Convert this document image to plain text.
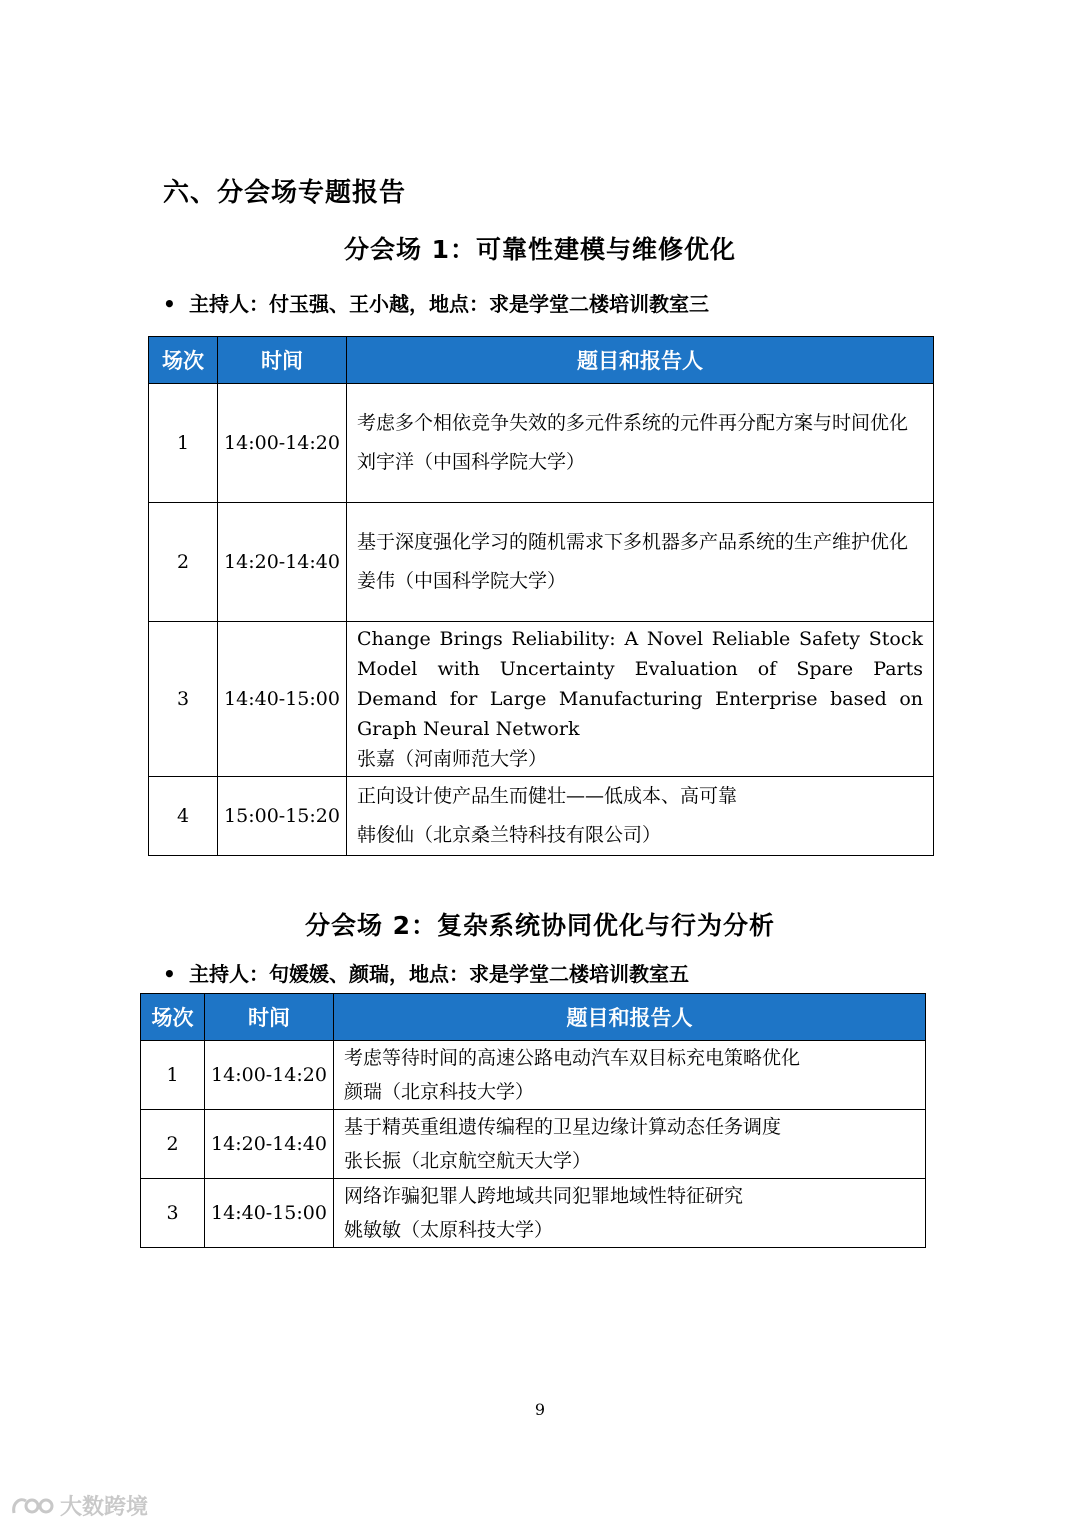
六、分会场专题报告
分会场 1：可靠性建模与维修优化
• 主持人：付玉强、王小越，地点：求是学堂二楼培训教室三
场次	时间	题目和报告人
1	14:00-14:20	考虑多个相依竞争失效的多元件系统的元件再分配方案与时间优化
刘宇洋（中国科学院大学）

2	14:20-14:40	基于深度强化学习的随机需求下多机器多产品系统的生产维护优化
姜伟（中国科学院大学）

3	14:40-15:00	Change Brings Reliability: A Novel Reliable Safety Stock Model with Uncertainty Evaluation of Spare Parts Demand for Large Manufacturing Enterprise based on Graph Neural Network
张嘉（河南师范大学）

4	15:00-15:20	正向设计使产品生而健壮——低成本、高可靠
韩俊仙（北京桑兰特科技有限公司）
分会场 2：复杂系统协同优化与行为分析
• 主持人：句媛媛、颜瑞，地点：求是学堂二楼培训教室五
场次	时间	题目和报告人
1	14:00-14:20	考虑等待时间的高速公路电动汽车双目标充电策略优化
颜瑞（北京科技大学）

2	14:20-14:40	基于精英重组遗传编程的卫星边缘计算动态任务调度
张长振（北京航空航天大学）

3	14:40-15:00	网络诈骗犯罪人跨地域共同犯罪地域性特征研究
姚敏敏（太原科技大学）
9
大数跨境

++++++++++++++++++++

What you have to do >>
Without including any pictures, output all the entries above exactly.

Task output >>
Convert this document image to plain text.
六、分会场专题报告
分会场 1：可靠性建模与维修优化
• 主持人：付玉强、王小越，地点：求是学堂二楼培训教室三
场次	时间	题目和报告人
1	14:00-14:20	考虑多个相依竞争失效的多元件系统的元件再分配方案与时间优化
刘宇洋（中国科学院大学）

2	14:20-14:40	基于深度强化学习的随机需求下多机器多产品系统的生产维护优化
姜伟（中国科学院大学）

3	14:40-15:00	Change Brings Reliability: A Novel Reliable Safety Stock Model with Uncertainty Evaluation of Spare Parts Demand for Large Manufacturing Enterprise based on Graph Neural Network
张嘉（河南师范大学）

4	15:00-15:20	正向设计使产品生而健壮——低成本、高可靠
韩俊仙（北京桑兰特科技有限公司）
分会场 2：复杂系统协同优化与行为分析
• 主持人：句媛媛、颜瑞，地点：求是学堂二楼培训教室五
场次	时间	题目和报告人
1	14:00-14:20	考虑等待时间的高速公路电动汽车双目标充电策略优化
颜瑞（北京科技大学）

2	14:20-14:40	基于精英重组遗传编程的卫星边缘计算动态任务调度
张长振（北京航空航天大学）

3	14:40-15:00	网络诈骗犯罪人跨地域共同犯罪地域性特征研究
姚敏敏（太原科技大学）
9
大数跨境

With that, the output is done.